▸ **PROMPT**
Go through the data and copy every line exactly, but not the images.

[Data records]
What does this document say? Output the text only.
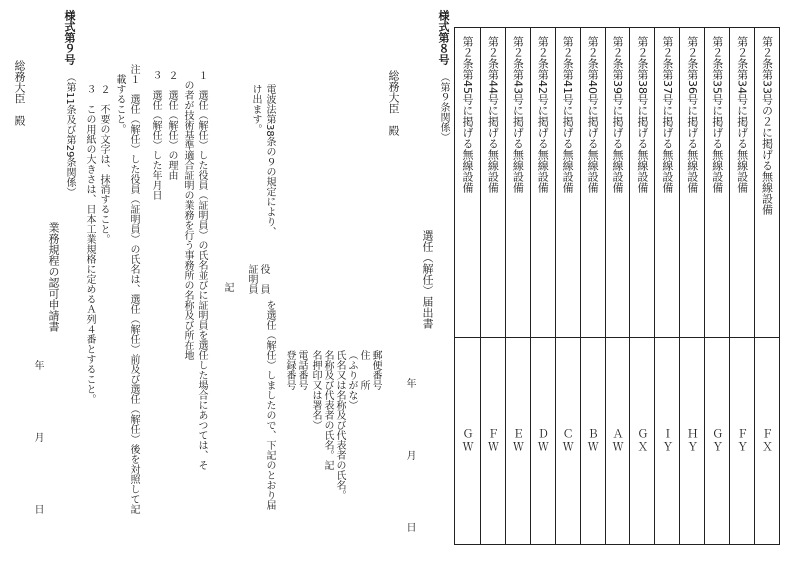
様式第８号
（第９条関係）	第２条第33号の２に掲げる無線設備
ＦＸ
第２条第34号に掲げる無線設備
ＦＹ
第２条第35号に掲げる無線設備
ＧＹ
第２条第36号に掲げる無線設備
ＨＹ
第２条第37号に掲げる無線設備
ＩＹ
第２条第38号に掲げる無線設備
ＧＸ
第２条第39号に掲げる無線設備
ＡＷ
第２条第40号に掲げる無線設備
ＢＷ
第２条第41号に掲げる無線設備
ＣＷ
第２条第42号に掲げる無線設備
ＤＷ
第２条第43号に掲げる無線設備
ＥＷ
第２条第44号に掲げる無線設備
ＦＷ
第２条第45号に掲げる無線設備
ＧＷ
選任（解任）届出書
年　　月　　日
総務大臣　殿
郵便番号
住　　所
（ふりがな）
氏名又は名称及び代表者の氏名。
名称及び代表者の氏名。記
名押印又は署名）
電話番号
登録番号
電波法第38条の９の規定により、
役　員
証明員
を選任（解任）しましたので、下記のとおり届
け出ます。
記
１　選任（解任）した役員（証明員）の氏名並びに証明員を選任した場合にあつては、そ
　の者が技術基準適合証明の業務を行う事務所の名称及び所在地
２　選任（解任）の理由
３　選任（解任）した年月日
注１　選任（解任）した役員（証明員）の氏名は、選任（解任）前及び選任（解任）後を対照して記
　載すること。
２　不要の文字は、抹消すること。
３　この用紙の大きさは、日本工業規格に定めるＡ列４番とすること。
様式第９号
（第11条及び第29条関係）
業務規程の認可申請書
年　　月　　日
総務大臣　殿
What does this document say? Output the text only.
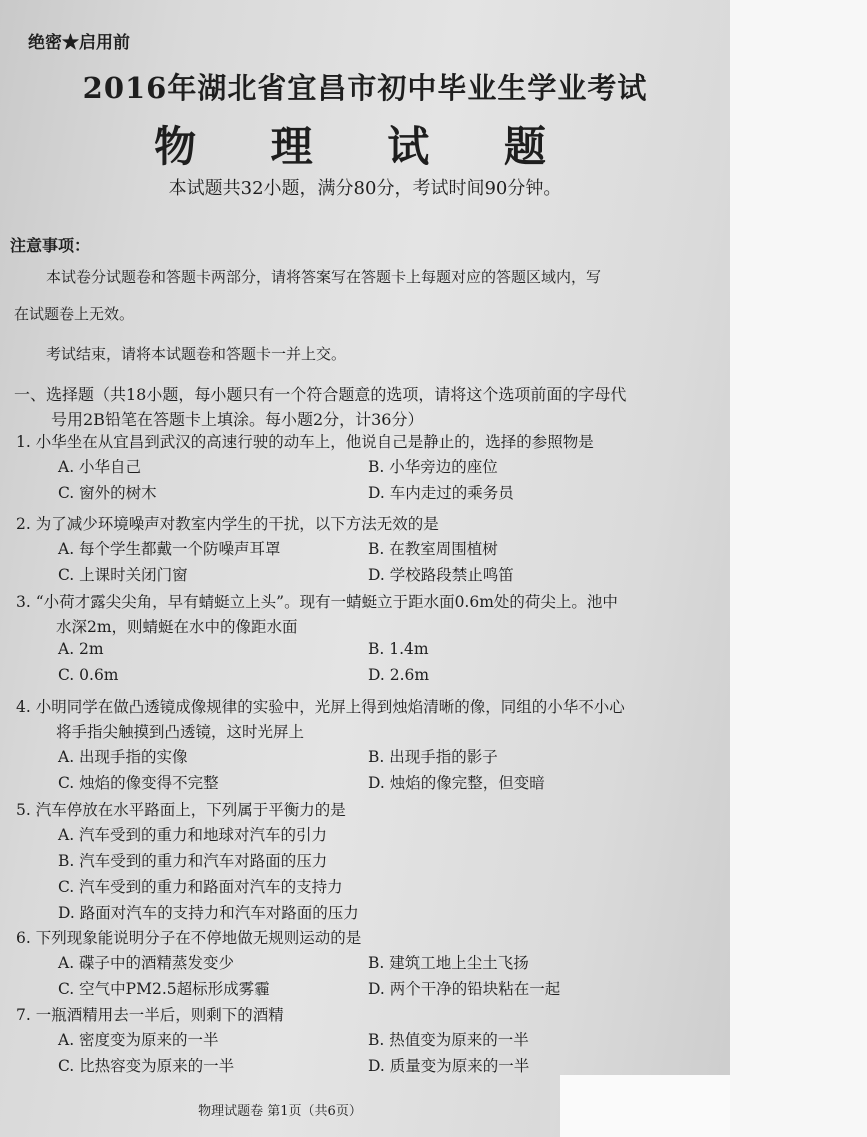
绝密★启用前
2016年湖北省宜昌市初中毕业生学业考试
物 理 试 题
本试题共32小题，满分80分，考试时间90分钟。
注意事项：
本试卷分试题卷和答题卡两部分，请将答案写在答题卡上每题对应的答题区域内，写
在试题卷上无效。
考试结束，请将本试题卷和答题卡一并上交。
一、选择题（共18小题，每小题只有一个符合题意的选项，请将这个选项前面的字母代
号用2B铅笔在答题卡上填涂。每小题2分，计36分）
1. 小华坐在从宜昌到武汉的高速行驶的动车上，他说自己是静止的，选择的参照物是
A. 小华自己	B. 小华旁边的座位
C. 窗外的树木	D. 车内走过的乘务员
2. 为了减少环境噪声对教室内学生的干扰，以下方法无效的是
A. 每个学生都戴一个防噪声耳罩	B. 在教室周围植树
C. 上课时关闭门窗	D. 学校路段禁止鸣笛
3. “小荷才露尖尖角，早有蜻蜓立上头”。现有一蜻蜓立于距水面0.6m处的荷尖上。池中
水深2m，则蜻蜓在水中的像距水面
A. 2m	B. 1.4m
C. 0.6m	D. 2.6m
4. 小明同学在做凸透镜成像规律的实验中，光屏上得到烛焰清晰的像，同组的小华不小心
将手指尖触摸到凸透镜，这时光屏上
A. 出现手指的实像	B. 出现手指的影子
C. 烛焰的像变得不完整	D. 烛焰的像完整，但变暗
5. 汽车停放在水平路面上，下列属于平衡力的是
A. 汽车受到的重力和地球对汽车的引力
B. 汽车受到的重力和汽车对路面的压力
C. 汽车受到的重力和路面对汽车的支持力
D. 路面对汽车的支持力和汽车对路面的压力
6. 下列现象能说明分子在不停地做无规则运动的是
A. 碟子中的酒精蒸发变少	B. 建筑工地上尘土飞扬
C. 空气中PM2.5超标形成雾霾	D. 两个干净的铅块粘在一起
7. 一瓶酒精用去一半后，则剩下的酒精
A. 密度变为原来的一半	B. 热值变为原来的一半
C. 比热容变为原来的一半	D. 质量变为原来的一半
物理试题卷 第1页（共6页）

▸ **THE REPLY**
What does this document say? Output the text only.
様式第８号
（第９条関係）	第２条第33号の２に掲げる無線設備
ＦＸ
第２条第34号に掲げる無線設備
ＦＹ
第２条第35号に掲げる無線設備
ＧＹ
第２条第36号に掲げる無線設備
ＨＹ
第２条第37号に掲げる無線設備
ＩＹ
第２条第38号に掲げる無線設備
ＧＸ
第２条第39号に掲げる無線設備
ＡＷ
第２条第40号に掲げる無線設備
ＢＷ
第２条第41号に掲げる無線設備
ＣＷ
第２条第42号に掲げる無線設備
ＤＷ
第２条第43号に掲げる無線設備
ＥＷ
第２条第44号に掲げる無線設備
ＦＷ
第２条第45号に掲げる無線設備
ＧＷ
選任（解任）届出書
年　　月　　日
総務大臣　殿
郵便番号
住　　所
（ふりがな）
氏名又は名称及び代表者の氏名。
名称及び代表者の氏名。記
名押印又は署名）
電話番号
登録番号
電波法第38条の９の規定により、
役　員
証明員
を選任（解任）しましたので、下記のとおり届
け出ます。
記
１　選任（解任）した役員（証明員）の氏名並びに証明員を選任した場合にあつては、そ
　の者が技術基準適合証明の業務を行う事務所の名称及び所在地
２　選任（解任）の理由
３　選任（解任）した年月日
注１　選任（解任）した役員（証明員）の氏名は、選任（解任）前及び選任（解任）後を対照して記
　載すること。
２　不要の文字は、抹消すること。
３　この用紙の大きさは、日本工業規格に定めるＡ列４番とすること。
様式第９号
（第11条及び第29条関係）
業務規程の認可申請書
年　　月　　日
総務大臣　殿
What does this document say? Output the text only.
绝密★启用前
2016年湖北省宜昌市初中毕业生学业考试
物 理 试 题
本试题共32小题，满分80分，考试时间90分钟。
注意事项：
本试卷分试题卷和答题卡两部分，请将答案写在答题卡上每题对应的答题区域内，写
在试题卷上无效。
考试结束，请将本试题卷和答题卡一并上交。
一、选择题（共18小题，每小题只有一个符合题意的选项，请将这个选项前面的字母代
号用2B铅笔在答题卡上填涂。每小题2分，计36分）
1. 小华坐在从宜昌到武汉的高速行驶的动车上，他说自己是静止的，选择的参照物是
A. 小华自己	B. 小华旁边的座位
C. 窗外的树木	D. 车内走过的乘务员
2. 为了减少环境噪声对教室内学生的干扰，以下方法无效的是
A. 每个学生都戴一个防噪声耳罩	B. 在教室周围植树
C. 上课时关闭门窗	D. 学校路段禁止鸣笛
3. “小荷才露尖尖角，早有蜻蜓立上头”。现有一蜻蜓立于距水面0.6m处的荷尖上。池中
水深2m，则蜻蜓在水中的像距水面
A. 2m	B. 1.4m
C. 0.6m	D. 2.6m
4. 小明同学在做凸透镜成像规律的实验中，光屏上得到烛焰清晰的像，同组的小华不小心
将手指尖触摸到凸透镜，这时光屏上
A. 出现手指的实像	B. 出现手指的影子
C. 烛焰的像变得不完整	D. 烛焰的像完整，但变暗
5. 汽车停放在水平路面上，下列属于平衡力的是
A. 汽车受到的重力和地球对汽车的引力
B. 汽车受到的重力和汽车对路面的压力
C. 汽车受到的重力和路面对汽车的支持力
D. 路面对汽车的支持力和汽车对路面的压力
6. 下列现象能说明分子在不停地做无规则运动的是
A. 碟子中的酒精蒸发变少	B. 建筑工地上尘土飞扬
C. 空气中PM2.5超标形成雾霾	D. 两个干净的铅块粘在一起
7. 一瓶酒精用去一半后，则剩下的酒精
A. 密度变为原来的一半	B. 热值变为原来的一半
C. 比热容变为原来的一半	D. 质量变为原来的一半
物理试题卷 第1页（共6页）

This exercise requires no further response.